(Data excerpts)
==============================

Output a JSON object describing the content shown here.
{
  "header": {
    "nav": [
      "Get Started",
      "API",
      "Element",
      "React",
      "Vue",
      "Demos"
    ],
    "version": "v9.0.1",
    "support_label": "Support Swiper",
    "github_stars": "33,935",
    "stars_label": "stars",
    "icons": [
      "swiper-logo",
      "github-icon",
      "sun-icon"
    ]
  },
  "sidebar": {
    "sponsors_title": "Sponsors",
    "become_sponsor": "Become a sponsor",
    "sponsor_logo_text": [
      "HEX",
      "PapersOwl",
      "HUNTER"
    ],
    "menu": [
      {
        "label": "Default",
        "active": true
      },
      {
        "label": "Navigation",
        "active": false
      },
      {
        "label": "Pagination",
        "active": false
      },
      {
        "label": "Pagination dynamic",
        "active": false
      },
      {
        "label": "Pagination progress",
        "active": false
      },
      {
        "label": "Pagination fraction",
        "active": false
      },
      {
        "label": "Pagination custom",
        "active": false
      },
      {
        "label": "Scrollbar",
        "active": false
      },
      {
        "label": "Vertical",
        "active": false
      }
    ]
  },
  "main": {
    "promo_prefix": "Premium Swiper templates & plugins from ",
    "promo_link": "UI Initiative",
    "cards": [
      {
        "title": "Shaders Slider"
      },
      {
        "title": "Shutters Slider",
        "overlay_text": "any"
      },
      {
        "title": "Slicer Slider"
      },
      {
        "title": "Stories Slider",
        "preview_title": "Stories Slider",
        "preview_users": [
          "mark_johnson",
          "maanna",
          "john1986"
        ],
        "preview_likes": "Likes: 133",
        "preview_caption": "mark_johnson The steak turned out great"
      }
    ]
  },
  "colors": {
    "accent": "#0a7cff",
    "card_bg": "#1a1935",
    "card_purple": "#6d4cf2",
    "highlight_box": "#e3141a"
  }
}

==============================

§ **TO BE DONE**: From the listing above, report the number of lines containing the string "Stories", without any accompanying remarks.

§ **EXERCISE OUTPUT**: 2